- _Materials provided_:
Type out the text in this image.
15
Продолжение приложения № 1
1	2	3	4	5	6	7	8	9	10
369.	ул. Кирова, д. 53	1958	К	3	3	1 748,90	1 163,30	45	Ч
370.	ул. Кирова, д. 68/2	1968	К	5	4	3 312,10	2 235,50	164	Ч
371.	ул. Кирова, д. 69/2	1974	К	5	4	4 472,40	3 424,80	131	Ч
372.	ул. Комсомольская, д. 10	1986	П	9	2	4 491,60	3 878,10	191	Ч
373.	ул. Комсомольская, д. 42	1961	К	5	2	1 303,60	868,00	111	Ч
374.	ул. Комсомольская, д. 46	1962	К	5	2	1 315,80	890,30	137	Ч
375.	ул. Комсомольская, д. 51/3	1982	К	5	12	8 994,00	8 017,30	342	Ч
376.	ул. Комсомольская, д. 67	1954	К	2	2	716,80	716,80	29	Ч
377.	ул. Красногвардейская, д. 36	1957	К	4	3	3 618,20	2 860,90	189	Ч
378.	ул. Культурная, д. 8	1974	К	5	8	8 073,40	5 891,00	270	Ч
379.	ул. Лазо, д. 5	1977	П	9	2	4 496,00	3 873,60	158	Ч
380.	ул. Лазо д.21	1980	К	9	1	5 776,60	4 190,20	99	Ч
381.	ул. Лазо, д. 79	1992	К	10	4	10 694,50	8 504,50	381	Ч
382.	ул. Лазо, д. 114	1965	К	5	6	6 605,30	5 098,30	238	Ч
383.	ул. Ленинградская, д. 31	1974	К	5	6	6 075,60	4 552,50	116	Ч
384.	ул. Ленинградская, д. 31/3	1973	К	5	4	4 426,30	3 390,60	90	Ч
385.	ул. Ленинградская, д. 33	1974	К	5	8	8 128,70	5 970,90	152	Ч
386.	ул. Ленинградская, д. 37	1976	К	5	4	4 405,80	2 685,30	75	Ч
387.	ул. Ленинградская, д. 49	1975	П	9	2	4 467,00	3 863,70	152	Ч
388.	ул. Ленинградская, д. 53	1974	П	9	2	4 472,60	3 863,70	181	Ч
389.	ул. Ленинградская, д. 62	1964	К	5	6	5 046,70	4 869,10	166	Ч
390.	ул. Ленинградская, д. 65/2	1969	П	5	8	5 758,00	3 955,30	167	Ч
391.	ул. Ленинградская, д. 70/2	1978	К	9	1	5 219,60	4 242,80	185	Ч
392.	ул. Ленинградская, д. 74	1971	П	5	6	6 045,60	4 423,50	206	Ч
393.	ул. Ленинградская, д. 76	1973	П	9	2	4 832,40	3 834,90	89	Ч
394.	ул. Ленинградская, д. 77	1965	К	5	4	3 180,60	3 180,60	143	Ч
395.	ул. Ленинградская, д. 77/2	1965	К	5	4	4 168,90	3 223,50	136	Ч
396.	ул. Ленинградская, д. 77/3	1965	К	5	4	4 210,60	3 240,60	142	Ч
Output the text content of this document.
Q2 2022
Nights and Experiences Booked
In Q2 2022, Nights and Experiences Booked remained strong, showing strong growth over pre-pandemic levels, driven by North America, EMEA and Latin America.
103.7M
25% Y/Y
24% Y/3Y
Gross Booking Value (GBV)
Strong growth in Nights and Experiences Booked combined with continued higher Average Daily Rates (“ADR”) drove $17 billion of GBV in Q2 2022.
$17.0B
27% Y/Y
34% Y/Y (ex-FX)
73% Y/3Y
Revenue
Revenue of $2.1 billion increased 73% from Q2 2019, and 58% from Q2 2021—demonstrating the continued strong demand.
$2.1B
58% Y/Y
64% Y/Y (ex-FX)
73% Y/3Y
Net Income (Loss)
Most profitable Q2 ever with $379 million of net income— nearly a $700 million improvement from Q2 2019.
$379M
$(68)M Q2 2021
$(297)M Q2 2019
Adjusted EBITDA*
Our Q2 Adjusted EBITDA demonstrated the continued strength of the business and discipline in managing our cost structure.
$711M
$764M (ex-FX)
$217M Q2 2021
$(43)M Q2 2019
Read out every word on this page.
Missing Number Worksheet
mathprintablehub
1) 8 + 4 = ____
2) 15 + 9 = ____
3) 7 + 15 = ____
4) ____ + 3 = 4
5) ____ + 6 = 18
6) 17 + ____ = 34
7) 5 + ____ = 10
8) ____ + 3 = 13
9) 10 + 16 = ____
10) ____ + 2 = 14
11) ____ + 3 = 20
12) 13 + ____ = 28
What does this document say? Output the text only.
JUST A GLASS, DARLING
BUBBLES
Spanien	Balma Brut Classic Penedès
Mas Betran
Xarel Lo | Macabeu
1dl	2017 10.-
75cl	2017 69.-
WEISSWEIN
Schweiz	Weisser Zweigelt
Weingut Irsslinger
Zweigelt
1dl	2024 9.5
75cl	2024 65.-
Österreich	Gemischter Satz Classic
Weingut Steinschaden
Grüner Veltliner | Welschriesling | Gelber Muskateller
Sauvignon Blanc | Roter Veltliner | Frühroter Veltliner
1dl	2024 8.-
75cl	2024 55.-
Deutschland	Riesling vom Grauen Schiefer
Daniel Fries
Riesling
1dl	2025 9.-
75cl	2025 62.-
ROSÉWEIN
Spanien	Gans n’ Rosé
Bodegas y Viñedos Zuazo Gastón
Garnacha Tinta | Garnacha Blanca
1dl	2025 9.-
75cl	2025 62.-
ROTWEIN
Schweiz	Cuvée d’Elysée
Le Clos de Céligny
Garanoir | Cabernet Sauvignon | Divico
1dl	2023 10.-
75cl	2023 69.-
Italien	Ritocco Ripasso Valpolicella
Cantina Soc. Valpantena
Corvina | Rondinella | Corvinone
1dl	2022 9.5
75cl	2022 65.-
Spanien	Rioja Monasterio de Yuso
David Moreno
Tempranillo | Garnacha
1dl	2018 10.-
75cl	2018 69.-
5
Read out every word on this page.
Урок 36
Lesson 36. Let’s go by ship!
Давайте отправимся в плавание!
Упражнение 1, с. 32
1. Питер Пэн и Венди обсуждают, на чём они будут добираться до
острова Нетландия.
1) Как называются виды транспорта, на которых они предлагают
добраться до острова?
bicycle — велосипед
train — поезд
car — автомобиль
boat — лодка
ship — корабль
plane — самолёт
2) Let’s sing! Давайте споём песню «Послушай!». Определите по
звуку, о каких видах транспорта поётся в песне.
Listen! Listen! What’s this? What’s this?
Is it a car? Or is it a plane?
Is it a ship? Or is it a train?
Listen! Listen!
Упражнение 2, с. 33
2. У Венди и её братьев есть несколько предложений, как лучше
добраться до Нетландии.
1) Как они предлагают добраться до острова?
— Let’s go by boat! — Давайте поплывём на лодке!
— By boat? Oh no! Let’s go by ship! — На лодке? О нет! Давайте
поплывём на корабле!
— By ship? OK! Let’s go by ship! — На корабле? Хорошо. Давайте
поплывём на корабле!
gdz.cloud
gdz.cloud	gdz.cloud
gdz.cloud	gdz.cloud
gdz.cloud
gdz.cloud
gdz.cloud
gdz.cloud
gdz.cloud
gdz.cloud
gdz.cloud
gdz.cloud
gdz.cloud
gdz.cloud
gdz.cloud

- _Goal_: Copy out the whole listing, exactly as written.

- _Solution for this exercise_:
Type out the text in this image.
15
Продолжение приложения № 1
1	2	3	4	5	6	7	8	9	10
369.	ул. Кирова, д. 53	1958	К	3	3	1 748,90	1 163,30	45	Ч
370.	ул. Кирова, д. 68/2	1968	К	5	4	3 312,10	2 235,50	164	Ч
371.	ул. Кирова, д. 69/2	1974	К	5	4	4 472,40	3 424,80	131	Ч
372.	ул. Комсомольская, д. 10	1986	П	9	2	4 491,60	3 878,10	191	Ч
373.	ул. Комсомольская, д. 42	1961	К	5	2	1 303,60	868,00	111	Ч
374.	ул. Комсомольская, д. 46	1962	К	5	2	1 315,80	890,30	137	Ч
375.	ул. Комсомольская, д. 51/3	1982	К	5	12	8 994,00	8 017,30	342	Ч
376.	ул. Комсомольская, д. 67	1954	К	2	2	716,80	716,80	29	Ч
377.	ул. Красногвардейская, д. 36	1957	К	4	3	3 618,20	2 860,90	189	Ч
378.	ул. Культурная, д. 8	1974	К	5	8	8 073,40	5 891,00	270	Ч
379.	ул. Лазо, д. 5	1977	П	9	2	4 496,00	3 873,60	158	Ч
380.	ул. Лазо д.21	1980	К	9	1	5 776,60	4 190,20	99	Ч
381.	ул. Лазо, д. 79	1992	К	10	4	10 694,50	8 504,50	381	Ч
382.	ул. Лазо, д. 114	1965	К	5	6	6 605,30	5 098,30	238	Ч
383.	ул. Ленинградская, д. 31	1974	К	5	6	6 075,60	4 552,50	116	Ч
384.	ул. Ленинградская, д. 31/3	1973	К	5	4	4 426,30	3 390,60	90	Ч
385.	ул. Ленинградская, д. 33	1974	К	5	8	8 128,70	5 970,90	152	Ч
386.	ул. Ленинградская, д. 37	1976	К	5	4	4 405,80	2 685,30	75	Ч
387.	ул. Ленинградская, д. 49	1975	П	9	2	4 467,00	3 863,70	152	Ч
388.	ул. Ленинградская, д. 53	1974	П	9	2	4 472,60	3 863,70	181	Ч
389.	ул. Ленинградская, д. 62	1964	К	5	6	5 046,70	4 869,10	166	Ч
390.	ул. Ленинградская, д. 65/2	1969	П	5	8	5 758,00	3 955,30	167	Ч
391.	ул. Ленинградская, д. 70/2	1978	К	9	1	5 219,60	4 242,80	185	Ч
392.	ул. Ленинградская, д. 74	1971	П	5	6	6 045,60	4 423,50	206	Ч
393.	ул. Ленинградская, д. 76	1973	П	9	2	4 832,40	3 834,90	89	Ч
394.	ул. Ленинградская, д. 77	1965	К	5	4	3 180,60	3 180,60	143	Ч
395.	ул. Ленинградская, д. 77/2	1965	К	5	4	4 168,90	3 223,50	136	Ч
396.	ул. Ленинградская, д. 77/3	1965	К	5	4	4 210,60	3 240,60	142	Ч
Output the text content of this document.
Q2 2022
Nights and Experiences Booked
In Q2 2022, Nights and Experiences Booked remained strong, showing strong growth over pre-pandemic levels, driven by North America, EMEA and Latin America.
103.7M
25% Y/Y
24% Y/3Y
Gross Booking Value (GBV)
Strong growth in Nights and Experiences Booked combined with continued higher Average Daily Rates (“ADR”) drove $17 billion of GBV in Q2 2022.
$17.0B
27% Y/Y
34% Y/Y (ex-FX)
73% Y/3Y
Revenue
Revenue of $2.1 billion increased 73% from Q2 2019, and 58% from Q2 2021—demonstrating the continued strong demand.
$2.1B
58% Y/Y
64% Y/Y (ex-FX)
73% Y/3Y
Net Income (Loss)
Most profitable Q2 ever with $379 million of net income— nearly a $700 million improvement from Q2 2019.
$379M
$(68)M Q2 2021
$(297)M Q2 2019
Adjusted EBITDA*
Our Q2 Adjusted EBITDA demonstrated the continued strength of the business and discipline in managing our cost structure.
$711M
$764M (ex-FX)
$217M Q2 2021
$(43)M Q2 2019
Read out every word on this page.
Missing Number Worksheet
mathprintablehub
1) 8 + 4 = ____
2) 15 + 9 = ____
3) 7 + 15 = ____
4) ____ + 3 = 4
5) ____ + 6 = 18
6) 17 + ____ = 34
7) 5 + ____ = 10
8) ____ + 3 = 13
9) 10 + 16 = ____
10) ____ + 2 = 14
11) ____ + 3 = 20
12) 13 + ____ = 28
What does this document say? Output the text only.
JUST A GLASS, DARLING
BUBBLES
Spanien	Balma Brut Classic Penedès
Mas Betran
Xarel Lo | Macabeu
1dl	2017 10.-
75cl	2017 69.-
WEISSWEIN
Schweiz	Weisser Zweigelt
Weingut Irsslinger
Zweigelt
1dl	2024 9.5
75cl	2024 65.-
Österreich	Gemischter Satz Classic
Weingut Steinschaden
Grüner Veltliner | Welschriesling | Gelber Muskateller
Sauvignon Blanc | Roter Veltliner | Frühroter Veltliner
1dl	2024 8.-
75cl	2024 55.-
Deutschland	Riesling vom Grauen Schiefer
Daniel Fries
Riesling
1dl	2025 9.-
75cl	2025 62.-
ROSÉWEIN
Spanien	Gans n’ Rosé
Bodegas y Viñedos Zuazo Gastón
Garnacha Tinta | Garnacha Blanca
1dl	2025 9.-
75cl	2025 62.-
ROTWEIN
Schweiz	Cuvée d’Elysée
Le Clos de Céligny
Garanoir | Cabernet Sauvignon | Divico
1dl	2023 10.-
75cl	2023 69.-
Italien	Ritocco Ripasso Valpolicella
Cantina Soc. Valpantena
Corvina | Rondinella | Corvinone
1dl	2022 9.5
75cl	2022 65.-
Spanien	Rioja Monasterio de Yuso
David Moreno
Tempranillo | Garnacha
1dl	2018 10.-
75cl	2018 69.-
5
Read out every word on this page.
Урок 36
Lesson 36. Let’s go by ship!
Давайте отправимся в плавание!
Упражнение 1, с. 32
1. Питер Пэн и Венди обсуждают, на чём они будут добираться до
острова Нетландия.
1) Как называются виды транспорта, на которых они предлагают
добраться до острова?
bicycle — велосипед
train — поезд
car — автомобиль
boat — лодка
ship — корабль
plane — самолёт
2) Let’s sing! Давайте споём песню «Послушай!». Определите по
звуку, о каких видах транспорта поётся в песне.
Listen! Listen! What’s this? What’s this?
Is it a car? Or is it a plane?
Is it a ship? Or is it a train?
Listen! Listen!
Упражнение 2, с. 33
2. У Венди и её братьев есть несколько предложений, как лучше
добраться до Нетландии.
1) Как они предлагают добраться до острова?
— Let’s go by boat! — Давайте поплывём на лодке!
— By boat? Oh no! Let’s go by ship! — На лодке? О нет! Давайте
поплывём на корабле!
— By ship? OK! Let’s go by ship! — На корабле? Хорошо. Давайте
поплывём на корабле!
gdz.cloud
gdz.cloud	gdz.cloud
gdz.cloud	gdz.cloud
gdz.cloud
gdz.cloud
gdz.cloud
gdz.cloud
gdz.cloud
gdz.cloud
gdz.cloud
gdz.cloud
gdz.cloud
gdz.cloud
gdz.cloud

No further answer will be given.